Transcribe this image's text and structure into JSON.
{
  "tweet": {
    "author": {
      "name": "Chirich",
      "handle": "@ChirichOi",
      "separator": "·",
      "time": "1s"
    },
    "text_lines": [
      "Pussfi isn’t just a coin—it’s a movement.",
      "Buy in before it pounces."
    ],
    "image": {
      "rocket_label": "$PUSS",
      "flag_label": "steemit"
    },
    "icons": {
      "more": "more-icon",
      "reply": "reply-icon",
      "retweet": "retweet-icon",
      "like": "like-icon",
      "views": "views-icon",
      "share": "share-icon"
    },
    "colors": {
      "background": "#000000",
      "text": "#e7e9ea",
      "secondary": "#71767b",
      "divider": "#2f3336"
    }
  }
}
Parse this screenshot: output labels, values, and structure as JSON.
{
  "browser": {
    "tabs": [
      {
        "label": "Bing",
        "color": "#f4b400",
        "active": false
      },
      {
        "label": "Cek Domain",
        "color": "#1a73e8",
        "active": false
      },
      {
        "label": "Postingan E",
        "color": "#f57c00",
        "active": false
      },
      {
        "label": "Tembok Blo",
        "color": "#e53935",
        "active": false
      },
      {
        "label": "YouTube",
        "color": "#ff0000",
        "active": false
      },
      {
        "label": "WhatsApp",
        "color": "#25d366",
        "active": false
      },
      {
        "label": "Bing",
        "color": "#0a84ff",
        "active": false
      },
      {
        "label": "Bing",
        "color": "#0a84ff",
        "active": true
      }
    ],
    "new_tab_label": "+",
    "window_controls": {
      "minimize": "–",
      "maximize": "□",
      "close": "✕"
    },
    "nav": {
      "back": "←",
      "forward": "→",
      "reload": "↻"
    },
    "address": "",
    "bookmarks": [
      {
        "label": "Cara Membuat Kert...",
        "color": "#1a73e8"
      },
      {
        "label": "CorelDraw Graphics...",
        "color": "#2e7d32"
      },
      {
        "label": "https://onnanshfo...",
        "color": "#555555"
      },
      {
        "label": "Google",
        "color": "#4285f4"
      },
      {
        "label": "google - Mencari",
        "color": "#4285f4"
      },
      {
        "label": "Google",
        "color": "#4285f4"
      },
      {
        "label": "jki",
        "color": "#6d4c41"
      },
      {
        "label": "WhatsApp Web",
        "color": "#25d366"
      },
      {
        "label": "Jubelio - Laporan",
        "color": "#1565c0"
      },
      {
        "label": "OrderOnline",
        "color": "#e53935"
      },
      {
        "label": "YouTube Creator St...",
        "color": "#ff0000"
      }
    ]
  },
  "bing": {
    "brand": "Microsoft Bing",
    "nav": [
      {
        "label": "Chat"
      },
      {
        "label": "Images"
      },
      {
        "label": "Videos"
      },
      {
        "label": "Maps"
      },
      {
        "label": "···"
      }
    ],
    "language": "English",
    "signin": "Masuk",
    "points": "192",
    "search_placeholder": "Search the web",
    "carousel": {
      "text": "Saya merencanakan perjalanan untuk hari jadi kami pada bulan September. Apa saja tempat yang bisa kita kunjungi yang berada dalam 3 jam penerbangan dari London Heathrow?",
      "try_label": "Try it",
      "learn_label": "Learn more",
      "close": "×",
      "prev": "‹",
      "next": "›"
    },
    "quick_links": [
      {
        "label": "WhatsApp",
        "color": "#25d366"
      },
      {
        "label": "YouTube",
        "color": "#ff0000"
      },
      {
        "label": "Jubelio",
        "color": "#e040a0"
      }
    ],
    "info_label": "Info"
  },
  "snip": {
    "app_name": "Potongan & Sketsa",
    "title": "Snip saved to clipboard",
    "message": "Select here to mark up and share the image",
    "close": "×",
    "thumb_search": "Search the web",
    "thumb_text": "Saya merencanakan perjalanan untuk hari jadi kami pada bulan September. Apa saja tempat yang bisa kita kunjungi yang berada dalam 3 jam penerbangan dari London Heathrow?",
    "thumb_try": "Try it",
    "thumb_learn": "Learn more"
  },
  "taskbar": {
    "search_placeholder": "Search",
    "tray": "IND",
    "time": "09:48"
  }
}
────────
Print every record exactly as it was given.

Transcribe this image's text and structure into JSON.
{
  "tweet": {
    "author": {
      "name": "Chirich",
      "handle": "@ChirichOi",
      "separator": "·",
      "time": "1s"
    },
    "text_lines": [
      "Pussfi isn’t just a coin—it’s a movement.",
      "Buy in before it pounces."
    ],
    "image": {
      "rocket_label": "$PUSS",
      "flag_label": "steemit"
    },
    "icons": {
      "more": "more-icon",
      "reply": "reply-icon",
      "retweet": "retweet-icon",
      "like": "like-icon",
      "views": "views-icon",
      "share": "share-icon"
    },
    "colors": {
      "background": "#000000",
      "text": "#e7e9ea",
      "secondary": "#71767b",
      "divider": "#2f3336"
    }
  }
}
Parse this screenshot: output labels, values, and structure as JSON.
{
  "browser": {
    "tabs": [
      {
        "label": "Bing",
        "color": "#f4b400",
        "active": false
      },
      {
        "label": "Cek Domain",
        "color": "#1a73e8",
        "active": false
      },
      {
        "label": "Postingan E",
        "color": "#f57c00",
        "active": false
      },
      {
        "label": "Tembok Blo",
        "color": "#e53935",
        "active": false
      },
      {
        "label": "YouTube",
        "color": "#ff0000",
        "active": false
      },
      {
        "label": "WhatsApp",
        "color": "#25d366",
        "active": false
      },
      {
        "label": "Bing",
        "color": "#0a84ff",
        "active": false
      },
      {
        "label": "Bing",
        "color": "#0a84ff",
        "active": true
      }
    ],
    "new_tab_label": "+",
    "window_controls": {
      "minimize": "–",
      "maximize": "□",
      "close": "✕"
    },
    "nav": {
      "back": "←",
      "forward": "→",
      "reload": "↻"
    },
    "address": "",
    "bookmarks": [
      {
        "label": "Cara Membuat Kert...",
        "color": "#1a73e8"
      },
      {
        "label": "CorelDraw Graphics...",
        "color": "#2e7d32"
      },
      {
        "label": "https://onnanshfo...",
        "color": "#555555"
      },
      {
        "label": "Google",
        "color": "#4285f4"
      },
      {
        "label": "google - Mencari",
        "color": "#4285f4"
      },
      {
        "label": "Google",
        "color": "#4285f4"
      },
      {
        "label": "jki",
        "color": "#6d4c41"
      },
      {
        "label": "WhatsApp Web",
        "color": "#25d366"
      },
      {
        "label": "Jubelio - Laporan",
        "color": "#1565c0"
      },
      {
        "label": "OrderOnline",
        "color": "#e53935"
      },
      {
        "label": "YouTube Creator St...",
        "color": "#ff0000"
      }
    ]
  },
  "bing": {
    "brand": "Microsoft Bing",
    "nav": [
      {
        "label": "Chat"
      },
      {
        "label": "Images"
      },
      {
        "label": "Videos"
      },
      {
        "label": "Maps"
      },
      {
        "label": "···"
      }
    ],
    "language": "English",
    "signin": "Masuk",
    "points": "192",
    "search_placeholder": "Search the web",
    "carousel": {
      "text": "Saya merencanakan perjalanan untuk hari jadi kami pada bulan September. Apa saja tempat yang bisa kita kunjungi yang berada dalam 3 jam penerbangan dari London Heathrow?",
      "try_label": "Try it",
      "learn_label": "Learn more",
      "close": "×",
      "prev": "‹",
      "next": "›"
    },
    "quick_links": [
      {
        "label": "WhatsApp",
        "color": "#25d366"
      },
      {
        "label": "YouTube",
        "color": "#ff0000"
      },
      {
        "label": "Jubelio",
        "color": "#e040a0"
      }
    ],
    "info_label": "Info"
  },
  "snip": {
    "app_name": "Potongan & Sketsa",
    "title": "Snip saved to clipboard",
    "message": "Select here to mark up and share the image",
    "close": "×",
    "thumb_search": "Search the web",
    "thumb_text": "Saya merencanakan perjalanan untuk hari jadi kami pada bulan September. Apa saja tempat yang bisa kita kunjungi yang berada dalam 3 jam penerbangan dari London Heathrow?",
    "thumb_try": "Try it",
    "thumb_learn": "Learn more"
  },
  "taskbar": {
    "search_placeholder": "Search",
    "tray": "IND",
    "time": "09:48"
  }
}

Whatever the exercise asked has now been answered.